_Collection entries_
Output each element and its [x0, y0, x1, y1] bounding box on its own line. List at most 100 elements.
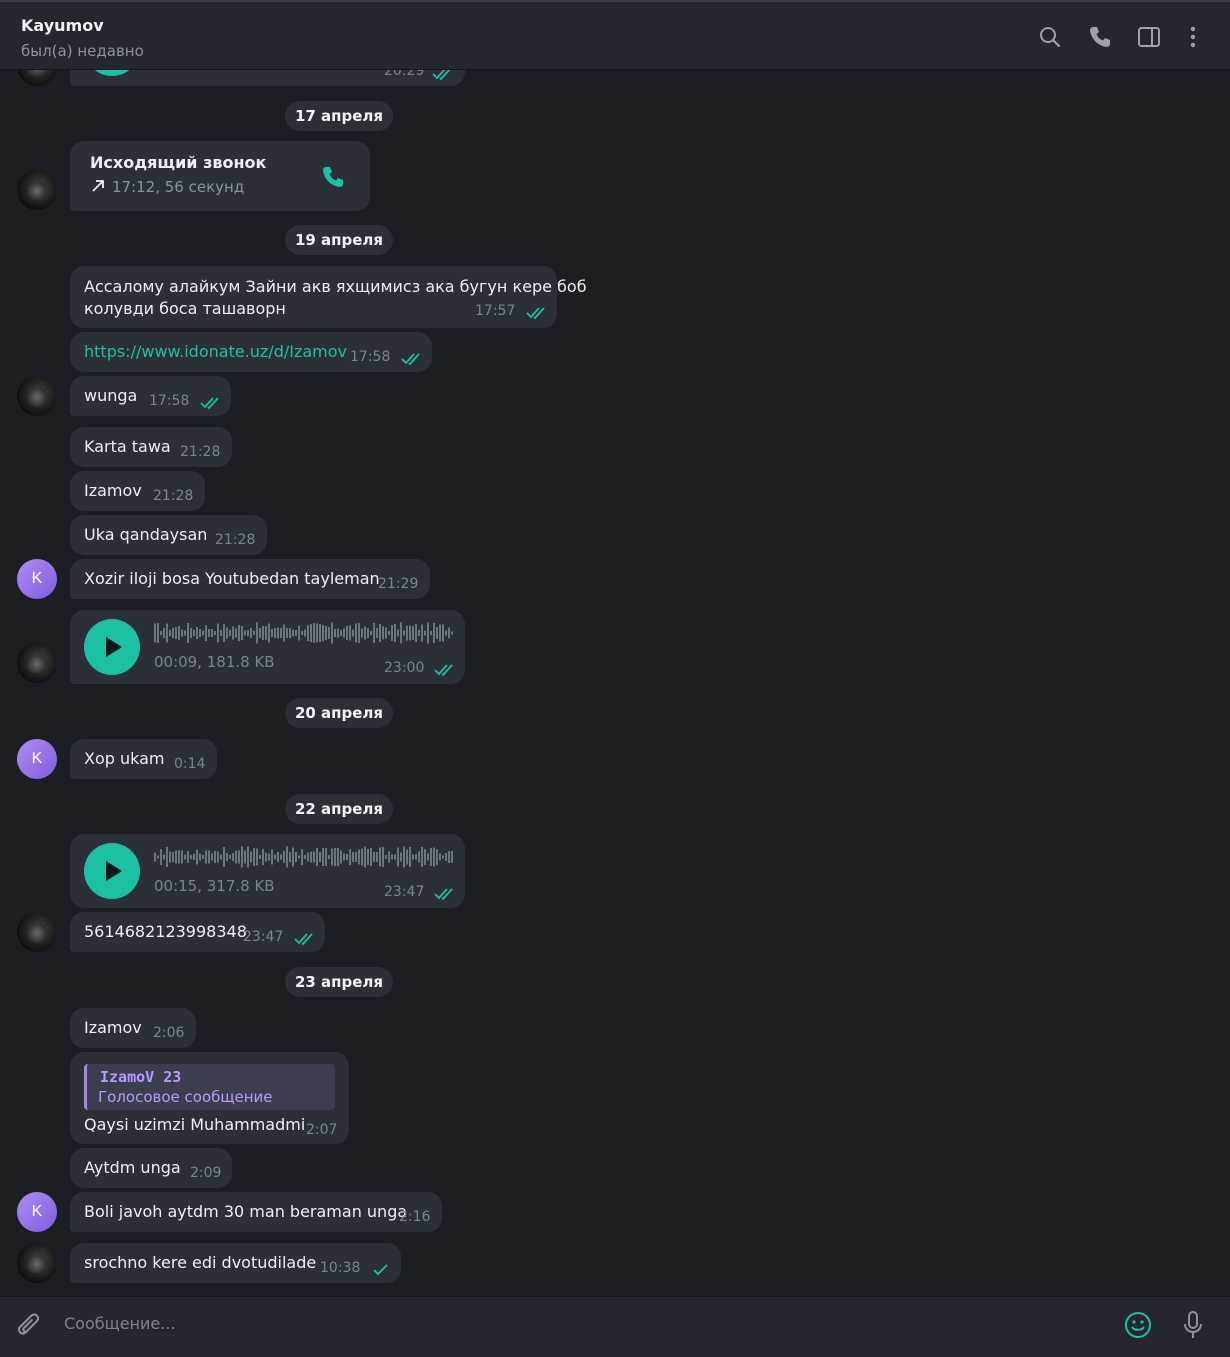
voice-waveform[interactable]: [154, 845, 454, 869]
message-time: 21:29: [378, 576, 419, 592]
phone-icon[interactable]: [1087, 24, 1113, 50]
waveform-bar: [376, 628, 378, 638]
avatar[interactable]: [17, 376, 57, 416]
waveform-bar: [277, 852, 279, 862]
message-text: колувди боса ташаворн: [84, 299, 286, 318]
waveform-bar: [253, 848, 255, 866]
message-bubble[interactable]: Boli javoh aytdm 30 man beraman unga 2:1…: [70, 1192, 442, 1232]
message-text: Karta tawa: [84, 437, 171, 456]
avatar[interactable]: K: [17, 1192, 57, 1232]
waveform-bar: [250, 851, 252, 863]
message-bubble-reply[interactable]: IzamoV 23 Голосовое сообщение Qaysi uzim…: [70, 1052, 349, 1144]
waveform-bar: [409, 625, 411, 641]
play-button[interactable]: [84, 619, 140, 675]
voice-message-partial[interactable]: 20:29: [70, 70, 465, 86]
waveform-bar: [358, 849, 360, 865]
waveform-bar: [292, 629, 294, 637]
waveform-bar: [217, 851, 219, 863]
waveform-bar: [190, 855, 192, 859]
avatar[interactable]: K: [17, 559, 57, 599]
waveform-bar: [235, 628, 237, 638]
waveform-bar: [289, 852, 291, 862]
call-back-icon[interactable]: [320, 164, 346, 194]
avatar[interactable]: [17, 170, 57, 210]
waveform-bar: [355, 852, 357, 862]
waveform-bar: [451, 851, 453, 863]
message-time: 20:29: [384, 70, 425, 79]
waveform-bar: [157, 623, 159, 643]
waveform-bar: [424, 849, 426, 865]
waveform-bar: [193, 854, 195, 860]
message-bubble[interactable]: 5614682123998348 23:47: [70, 912, 325, 952]
waveform-bar: [166, 847, 168, 867]
waveform-bar: [334, 629, 336, 637]
date-separator: 23 апреля: [285, 967, 393, 997]
avatar[interactable]: [17, 1243, 57, 1283]
chat-header: Kayumov был(а) недавно: [0, 0, 1230, 70]
waveform-bar: [337, 848, 339, 866]
message-bubble[interactable]: Xop ukam 0:14: [70, 739, 217, 779]
date-separator: 17 апреля: [285, 101, 393, 131]
waveform-bar: [277, 627, 279, 639]
scrollbar[interactable]: [1224, 70, 1230, 1296]
message-bubble[interactable]: Xozir iloji bosa Youtubedan tayleman 21:…: [70, 559, 430, 599]
more-menu-icon[interactable]: [1180, 24, 1206, 50]
voice-message[interactable]: 00:15, 317.8 KB 23:47: [70, 834, 465, 908]
message-text: Qaysi uzimzi Muhammadmi: [84, 1115, 306, 1134]
attach-icon[interactable]: [16, 1313, 42, 1345]
waveform-bar: [247, 630, 249, 636]
outgoing-call-message[interactable]: Исходящий звонок 17:12, 56 секунд: [70, 141, 370, 211]
outgoing-arrow-icon: [90, 178, 112, 196]
message-bubble[interactable]: Uka qandaysan 21:28: [70, 515, 267, 555]
message-bubble[interactable]: Ассалому алайкум Зайни акв яхщимисз ака …: [70, 266, 587, 328]
waveform-bar: [328, 627, 330, 639]
message-bubble[interactable]: Izamov 21:28: [70, 471, 205, 511]
message-input[interactable]: Сообщение...: [64, 1314, 176, 1333]
message-bubble[interactable]: https://www.idonate.uz/d/Izamov 17:58: [70, 332, 432, 372]
waveform-bar: [439, 853, 441, 861]
waveform-bar: [220, 630, 222, 636]
play-button[interactable]: [84, 843, 140, 899]
sidebar-toggle-icon[interactable]: [1136, 24, 1162, 50]
waveform-bar: [244, 850, 246, 864]
message-bubble[interactable]: Aytdm unga 2:09: [70, 1148, 232, 1188]
emoji-icon[interactable]: [1124, 1311, 1152, 1343]
waveform-bar: [340, 630, 342, 636]
avatar[interactable]: [17, 912, 57, 952]
waveform-bar: [295, 630, 297, 636]
waveform-bar: [430, 848, 432, 866]
message-bubble[interactable]: Karta tawa 21:28: [70, 427, 232, 467]
chat-title[interactable]: Kayumov: [21, 16, 104, 35]
message-list[interactable]: 20:29 17 апреля Исходящий звонок 17:12, …: [0, 70, 1230, 1296]
waveform-bar: [211, 853, 213, 861]
voice-message[interactable]: 00:09, 181.8 KB 23:00: [70, 610, 465, 684]
message-text: Aytdm unga: [84, 1158, 181, 1177]
message-bubble[interactable]: wunga 17:58: [70, 376, 231, 416]
call-title: Исходящий звонок: [90, 153, 267, 172]
waveform-bar: [163, 854, 165, 860]
message-text: Xop ukam: [84, 749, 165, 768]
waveform-bar: [208, 850, 210, 864]
reply-quote[interactable]: IzamoV 23 Голосовое сообщение: [84, 1064, 335, 1110]
message-link[interactable]: https://www.idonate.uz/d/Izamov: [84, 342, 347, 361]
message-bubble[interactable]: Izamov 2:06: [70, 1008, 196, 1048]
waveform-bar: [280, 854, 282, 860]
avatar[interactable]: [17, 70, 57, 86]
waveform-bar: [352, 852, 354, 862]
search-icon[interactable]: [1037, 24, 1063, 50]
waveform-bar: [364, 626, 366, 640]
waveform-bar: [427, 622, 429, 644]
avatar[interactable]: [17, 643, 57, 683]
voice-waveform[interactable]: [154, 621, 454, 645]
waveform-bar: [379, 624, 381, 642]
waveform-bar: [259, 855, 261, 859]
waveform-bar: [262, 849, 264, 865]
avatar[interactable]: K: [17, 739, 57, 779]
message-bubble[interactable]: srochno kere edi dvotudilade 10:38: [70, 1243, 401, 1283]
waveform-bar: [202, 855, 204, 859]
waveform-bar: [223, 624, 225, 642]
microphone-icon[interactable]: [1181, 1310, 1205, 1344]
date-separator: 20 апреля: [285, 698, 393, 728]
waveform-bar: [199, 853, 201, 861]
play-icon[interactable]: [84, 70, 140, 76]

_Given exercise_
Count the lines in the records above that contain the string "Голосовое", with case counting, and give only the number.

_Output_
2